Task objective: Check every line of the material below for the string "icon", and return the ones that have it.

Supplied information:
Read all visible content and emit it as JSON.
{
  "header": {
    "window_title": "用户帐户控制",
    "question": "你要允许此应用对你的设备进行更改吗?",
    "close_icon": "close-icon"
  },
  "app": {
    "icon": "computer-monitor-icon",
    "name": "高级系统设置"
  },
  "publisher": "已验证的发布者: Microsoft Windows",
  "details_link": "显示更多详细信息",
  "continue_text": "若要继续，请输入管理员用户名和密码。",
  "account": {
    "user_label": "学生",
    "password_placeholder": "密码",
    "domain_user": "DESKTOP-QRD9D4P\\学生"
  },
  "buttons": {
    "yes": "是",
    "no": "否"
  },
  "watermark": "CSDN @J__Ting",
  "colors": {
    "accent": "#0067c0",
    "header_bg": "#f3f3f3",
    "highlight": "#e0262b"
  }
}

Response to this task:
    "close_icon": "close-icon"
    "icon": "computer-monitor-icon",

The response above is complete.